_Data for the task_
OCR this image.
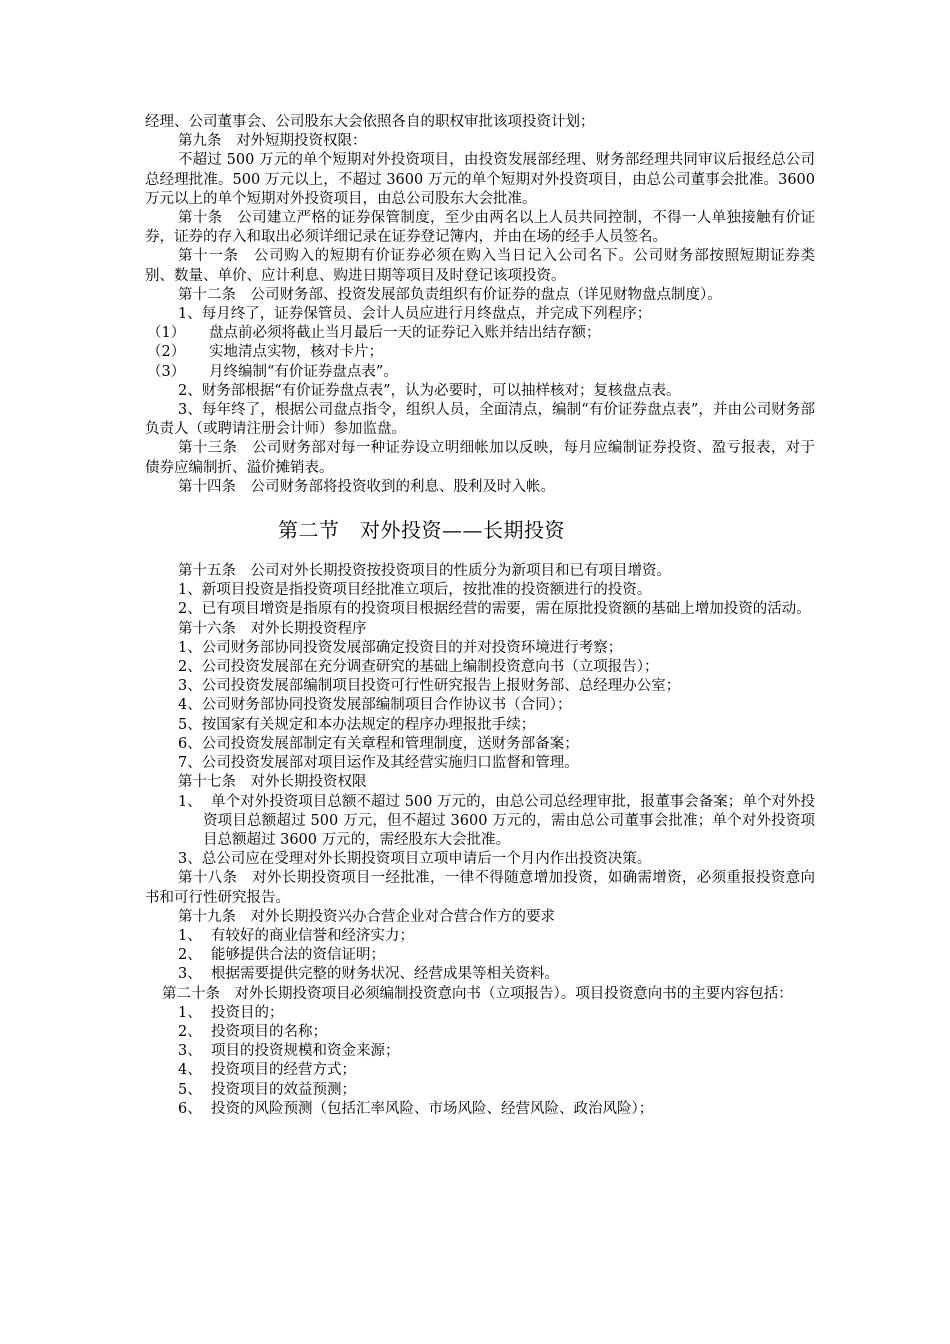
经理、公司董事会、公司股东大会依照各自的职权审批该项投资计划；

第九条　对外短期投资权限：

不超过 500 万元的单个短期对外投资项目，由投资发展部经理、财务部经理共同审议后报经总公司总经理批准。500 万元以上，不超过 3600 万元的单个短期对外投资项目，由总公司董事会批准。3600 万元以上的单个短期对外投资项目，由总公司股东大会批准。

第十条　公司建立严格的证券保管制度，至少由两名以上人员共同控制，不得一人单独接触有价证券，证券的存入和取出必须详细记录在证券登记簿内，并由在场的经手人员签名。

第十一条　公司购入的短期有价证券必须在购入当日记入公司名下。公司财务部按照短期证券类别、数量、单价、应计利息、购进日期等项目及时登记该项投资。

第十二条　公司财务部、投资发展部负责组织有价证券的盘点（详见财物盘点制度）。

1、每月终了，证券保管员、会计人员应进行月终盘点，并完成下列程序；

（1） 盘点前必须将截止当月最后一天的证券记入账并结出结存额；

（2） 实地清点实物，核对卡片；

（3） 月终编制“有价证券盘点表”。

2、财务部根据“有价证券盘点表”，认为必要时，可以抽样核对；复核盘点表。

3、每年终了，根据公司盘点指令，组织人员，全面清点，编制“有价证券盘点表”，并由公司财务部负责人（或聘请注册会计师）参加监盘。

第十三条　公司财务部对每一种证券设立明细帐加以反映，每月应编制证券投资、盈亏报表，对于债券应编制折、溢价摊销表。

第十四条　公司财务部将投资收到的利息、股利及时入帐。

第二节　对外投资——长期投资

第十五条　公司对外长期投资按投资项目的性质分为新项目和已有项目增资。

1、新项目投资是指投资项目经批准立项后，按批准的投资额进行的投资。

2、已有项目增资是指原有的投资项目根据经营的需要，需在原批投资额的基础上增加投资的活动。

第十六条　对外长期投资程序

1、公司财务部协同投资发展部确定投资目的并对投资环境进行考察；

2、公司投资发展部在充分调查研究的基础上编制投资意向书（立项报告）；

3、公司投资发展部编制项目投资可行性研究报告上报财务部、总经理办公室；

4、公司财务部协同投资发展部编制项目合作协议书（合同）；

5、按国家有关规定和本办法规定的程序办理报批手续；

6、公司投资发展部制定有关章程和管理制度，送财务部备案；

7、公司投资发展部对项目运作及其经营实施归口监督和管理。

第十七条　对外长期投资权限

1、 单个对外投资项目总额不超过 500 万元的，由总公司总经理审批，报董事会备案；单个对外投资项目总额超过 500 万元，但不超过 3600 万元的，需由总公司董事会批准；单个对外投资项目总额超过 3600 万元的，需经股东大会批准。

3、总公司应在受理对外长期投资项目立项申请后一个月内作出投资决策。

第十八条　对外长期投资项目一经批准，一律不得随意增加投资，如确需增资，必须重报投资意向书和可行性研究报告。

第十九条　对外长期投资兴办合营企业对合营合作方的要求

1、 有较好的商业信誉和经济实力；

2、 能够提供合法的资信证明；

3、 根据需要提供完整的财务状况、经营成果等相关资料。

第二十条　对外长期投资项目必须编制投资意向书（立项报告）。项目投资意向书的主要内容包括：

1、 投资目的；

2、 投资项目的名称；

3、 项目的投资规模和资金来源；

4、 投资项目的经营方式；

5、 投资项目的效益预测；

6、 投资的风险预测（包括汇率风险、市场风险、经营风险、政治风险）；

_Required work_
Make an exact copy of the data above, pictures excluded.

_Full output_
OCR this image.
经理、公司董事会、公司股东大会依照各自的职权审批该项投资计划；

第九条　对外短期投资权限：

不超过 500 万元的单个短期对外投资项目，由投资发展部经理、财务部经理共同审议后报经总公司总经理批准。500 万元以上，不超过 3600 万元的单个短期对外投资项目，由总公司董事会批准。3600 万元以上的单个短期对外投资项目，由总公司股东大会批准。

第十条　公司建立严格的证券保管制度，至少由两名以上人员共同控制，不得一人单独接触有价证券，证券的存入和取出必须详细记录在证券登记簿内，并由在场的经手人员签名。

第十一条　公司购入的短期有价证券必须在购入当日记入公司名下。公司财务部按照短期证券类别、数量、单价、应计利息、购进日期等项目及时登记该项投资。

第十二条　公司财务部、投资发展部负责组织有价证券的盘点（详见财物盘点制度）。

1、每月终了，证券保管员、会计人员应进行月终盘点，并完成下列程序；

（1） 盘点前必须将截止当月最后一天的证券记入账并结出结存额；

（2） 实地清点实物，核对卡片；

（3） 月终编制“有价证券盘点表”。

2、财务部根据“有价证券盘点表”，认为必要时，可以抽样核对；复核盘点表。

3、每年终了，根据公司盘点指令，组织人员，全面清点，编制“有价证券盘点表”，并由公司财务部负责人（或聘请注册会计师）参加监盘。

第十三条　公司财务部对每一种证券设立明细帐加以反映，每月应编制证券投资、盈亏报表，对于债券应编制折、溢价摊销表。

第十四条　公司财务部将投资收到的利息、股利及时入帐。

第二节　对外投资——长期投资

第十五条　公司对外长期投资按投资项目的性质分为新项目和已有项目增资。

1、新项目投资是指投资项目经批准立项后，按批准的投资额进行的投资。

2、已有项目增资是指原有的投资项目根据经营的需要，需在原批投资额的基础上增加投资的活动。

第十六条　对外长期投资程序

1、公司财务部协同投资发展部确定投资目的并对投资环境进行考察；

2、公司投资发展部在充分调查研究的基础上编制投资意向书（立项报告）；

3、公司投资发展部编制项目投资可行性研究报告上报财务部、总经理办公室；

4、公司财务部协同投资发展部编制项目合作协议书（合同）；

5、按国家有关规定和本办法规定的程序办理报批手续；

6、公司投资发展部制定有关章程和管理制度，送财务部备案；

7、公司投资发展部对项目运作及其经营实施归口监督和管理。

第十七条　对外长期投资权限

1、 单个对外投资项目总额不超过 500 万元的，由总公司总经理审批，报董事会备案；单个对外投资项目总额超过 500 万元，但不超过 3600 万元的，需由总公司董事会批准；单个对外投资项目总额超过 3600 万元的，需经股东大会批准。

3、总公司应在受理对外长期投资项目立项申请后一个月内作出投资决策。

第十八条　对外长期投资项目一经批准，一律不得随意增加投资，如确需增资，必须重报投资意向书和可行性研究报告。

第十九条　对外长期投资兴办合营企业对合营合作方的要求

1、 有较好的商业信誉和经济实力；

2、 能够提供合法的资信证明；

3、 根据需要提供完整的财务状况、经营成果等相关资料。

第二十条　对外长期投资项目必须编制投资意向书（立项报告）。项目投资意向书的主要内容包括：

1、 投资目的；

2、 投资项目的名称；

3、 项目的投资规模和资金来源；

4、 投资项目的经营方式；

5、 投资项目的效益预测；

6、 投资的风险预测（包括汇率风险、市场风险、经营风险、政治风险）；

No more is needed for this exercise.